[EXTRACT TO READ]
========================================================================

This notebook is intended to showcase effect of post processing filters
!wget -N https://librealsense.intel.com/rs-tests/TestData/stairs.bag
print("Data is Ready")
Data is Ready
'wget' is not recognized as an internal or external command, operable program or batch file.
In order to extract and visualise the data we will need to import python libraries:
import numpy as np # fundamental package for scientific computing
import matplotlib.pyplot as plt # 2D plotting library producing publication quality figures
import pyrealsense2 as rs # Intel RealSense cross-platform open-source API
print("Environment Ready")
Environment Ready
# Setup:
pipe = rs.pipeline()
cfg = rs.config()
cfg.enable_device_from_file("stairs.bag")
profile = pipe.start(cfg)
# Skip 5 first frames to give the Auto-Exposure time to adjust
for x in range(5):
pipe.wait_for_frames()
# Store next frameset for later processing:
frameset = pipe.wait_for_frames()
depth_frame = frameset.get_depth_frame()
# Cleanup:
pipe.stop()
print("Frames Captured")
--------------------------------------------------------------------------- RuntimeError Traceback (most recent call last) <ipython-input-6-ac59184d4988> in <module> 3 cfg = rs.config() 4 cfg.enable_device_from_file("stairs.bag") ----> 5 profile = pipe.start(cfg) 6 7 # Skip 5 first frames to give the Auto-Exposure time to adjust RuntimeError: Failed to resolve request. Request to enable_device_from_file("stairs.bag") was invalid, Reason: Failed to create ros reader: Error opening file: stairs.bag
colorizer = rs.colorizer()
colorized_depth = np.asanyarray(colorizer.colorize(depth_frame).get_data())
plt.rcParams["axes.grid"] = False
plt.rcParams['figure.figsize'] = [8, 4]
plt.imshow(colorized_depth)
When using Depth-from-Stereo solution, z-accuracy is related to original spacial resolution.
If you are satisfied with lower spatial resolution, the Decimation Filter will reduce spatial resolution preserving z-accuracy and performing some rudamentary hole-filling.
decimation = rs.decimation_filter()
decimated_depth = decimation.process(depth_frame)
colorized_depth = np.asanyarray(colorizer.colorize(decimated_depth).get_data())
plt.imshow(colorized_depth)
You can control the amount of decimation (liniar scale factor) via filter_magnitude
option.
Note the changing image resolution
decimation.set_option(rs.option.filter_magnitude, 4)
decimated_depth = decimation.process(depth_frame)
colorized_depth = np.asanyarray(colorizer.colorize(decimated_depth).get_data())
plt.imshow(colorized_depth)
Spatial Filter is a fast implementation of Domain-Transform Edge Preserving Smoothing
spatial = rs.spatial_filter()
filtered_depth = spatial.process(depth_frame)
colorized_depth = np.asanyarray(colorizer.colorize(filtered_depth).get_data())
plt.imshow(colorized_depth)
We can emphesize the effect of the filter by cranking-up smooth_alpha
and smooth_delta
options:
spatial.set_option(rs.option.filter_magnitude, 5)

========================================================================

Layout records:
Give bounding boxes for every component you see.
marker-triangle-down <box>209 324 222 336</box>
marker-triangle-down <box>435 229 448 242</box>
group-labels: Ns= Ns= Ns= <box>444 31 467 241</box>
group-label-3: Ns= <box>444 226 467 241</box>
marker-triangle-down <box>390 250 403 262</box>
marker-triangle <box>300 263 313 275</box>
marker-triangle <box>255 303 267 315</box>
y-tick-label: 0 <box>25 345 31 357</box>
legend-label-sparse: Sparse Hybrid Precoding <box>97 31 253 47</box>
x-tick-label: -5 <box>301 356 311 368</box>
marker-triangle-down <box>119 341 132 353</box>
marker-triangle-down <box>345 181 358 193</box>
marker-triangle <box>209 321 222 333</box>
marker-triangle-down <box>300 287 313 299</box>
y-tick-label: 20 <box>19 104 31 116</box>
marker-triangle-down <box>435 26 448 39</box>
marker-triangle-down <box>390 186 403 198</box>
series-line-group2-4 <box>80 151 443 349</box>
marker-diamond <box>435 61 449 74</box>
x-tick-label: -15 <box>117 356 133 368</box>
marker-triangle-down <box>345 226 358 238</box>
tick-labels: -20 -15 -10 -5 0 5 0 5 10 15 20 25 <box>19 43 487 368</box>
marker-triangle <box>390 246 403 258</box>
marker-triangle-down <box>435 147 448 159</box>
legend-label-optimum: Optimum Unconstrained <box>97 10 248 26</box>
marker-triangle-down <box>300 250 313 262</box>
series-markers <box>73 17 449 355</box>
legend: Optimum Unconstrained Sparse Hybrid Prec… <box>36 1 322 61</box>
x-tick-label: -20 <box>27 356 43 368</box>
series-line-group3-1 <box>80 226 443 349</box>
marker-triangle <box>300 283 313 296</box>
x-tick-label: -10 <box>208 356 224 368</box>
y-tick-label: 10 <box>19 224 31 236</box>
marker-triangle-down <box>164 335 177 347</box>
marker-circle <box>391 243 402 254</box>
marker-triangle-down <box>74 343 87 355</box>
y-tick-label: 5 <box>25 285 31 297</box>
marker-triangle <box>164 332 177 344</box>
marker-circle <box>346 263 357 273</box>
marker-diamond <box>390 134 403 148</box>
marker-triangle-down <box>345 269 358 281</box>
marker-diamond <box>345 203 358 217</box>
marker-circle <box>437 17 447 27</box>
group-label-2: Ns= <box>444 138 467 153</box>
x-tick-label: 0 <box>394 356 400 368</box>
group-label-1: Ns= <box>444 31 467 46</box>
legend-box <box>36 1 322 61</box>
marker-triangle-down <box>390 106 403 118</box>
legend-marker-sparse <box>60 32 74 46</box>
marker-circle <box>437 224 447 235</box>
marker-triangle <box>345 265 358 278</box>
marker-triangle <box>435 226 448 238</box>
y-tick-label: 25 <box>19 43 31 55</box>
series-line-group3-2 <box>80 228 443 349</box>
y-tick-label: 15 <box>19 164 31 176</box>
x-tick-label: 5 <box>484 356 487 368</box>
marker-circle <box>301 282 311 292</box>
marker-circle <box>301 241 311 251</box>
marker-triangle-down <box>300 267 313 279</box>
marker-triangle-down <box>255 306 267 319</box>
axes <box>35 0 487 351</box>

========================================================================

[TO DO]
#1 Please reproduce word for word the part of the RealSense filter notebook starting with "depth_frame = frameset.get_depth_frame()" and going on through "original spacial resolution.".
#2 Carry the RealSense filter notebook forward from its last line.
These records were drawn from a separate source.

[WRITTEN RESPONSES]
#1
depth_frame = frameset.get_depth_frame()
# Cleanup:
pipe.stop()
print("Frames Captured")
--------------------------------------------------------------------------- RuntimeError Traceback (most recent call last) <ipython-input-6-ac59184d4988> in <module> 3 cfg = rs.config() 4 cfg.enable_device_from_file("stairs.bag") ----> 5 profile = pipe.start(cfg) 6 7 # Skip 5 first frames to give the Auto-Exposure time to adjust RuntimeError: Failed to resolve request. Request to enable_device_from_file("stairs.bag") was invalid, Reason: Failed to create ros reader: Error opening file: stairs.bag
colorizer = rs.colorizer()
colorized_depth = np.asanyarray(colorizer.colorize(depth_frame).get_data())
plt.rcParams["axes.grid"] = False
plt.rcParams['figure.figsize'] = [8, 4]
plt.imshow(colorized_depth)
When using Depth-from-Stereo solution, z-accuracy is related to original spacial resolution.

#2
spatial.set_option(rs.option.filter_smooth_alpha, 1)
spatial.set_option(rs.option.filter_smooth_delta, 50)
filtered_depth = spatial.process(depth_frame)
colorized_depth = np.asanyarray(colorizer.colorize(filtered_depth).get_data())
plt.imshow(colorized_depth)
The filter also offers some basic spatial hole filling capabilities:
spatial.set_option(rs.option.holes_fill, 3)
filtered_depth = spatial.process(depth_frame)
colorized_depth = np.asanyarray(colorizer.colorize(filtered_depth).get_data())
plt.imshow(colorized_depth)
Our implementation of Temporal Filter does basic temporal smoothing and hole-filling. It is meaningless when applied to a single frame, so let's capture several consecutive frames:
profile = pipe.start(cfg)
frames = []
for x in range(10):
frameset = pipe.wait_for_frames()
frames.append(frameset.get_depth_frame())
pipe.stop()
print("Frames Captured")
Next, we need to "feed" the frames to the filter one by one:
temporal = rs.temporal_filter()
for x in range(10):
temp_filtered = temporal.process(frames[x])
colorized_depth = np.asanyarray(colorizer.colorize(temp_filtered).get_data())
plt.imshow(colorized_depth)
You can modify filter options to fine tune the result (with any temporal filtering there is a trade-off between smoothing and motion)
Hole Filling filter offers additional layer of depth exterpolation:
hole_filling = rs.hole_filling_filter()
filled_depth = hole_filling.process(depth_frame)
colorized_depth = np.asanyarray(colorizer.colorize(filled_depth).get_data())
plt.imshow(colorized_depth)
These filters work best when applied sequentially one after another. At longer range, it also helps using disparity_transform
to switch from depth representation to disparity form:
depth_to_disparity = rs.disparity_transform(True)
disparity_to_depth = rs.disparity_transform(False)
for x in range(10):
frame = frames[x]
frame = decimation.process(frame)
frame = depth_to_disparity.process(frame)
frame = spatial.process(frame)
frame = temporal.process(frame)
frame = disparity_to_depth.process(frame)
frame = hole_filling.process(frame)
colorized_depth = np.asanyarray(colorizer.colorize(frame).get_data())
plt.imshow(colorized_depth)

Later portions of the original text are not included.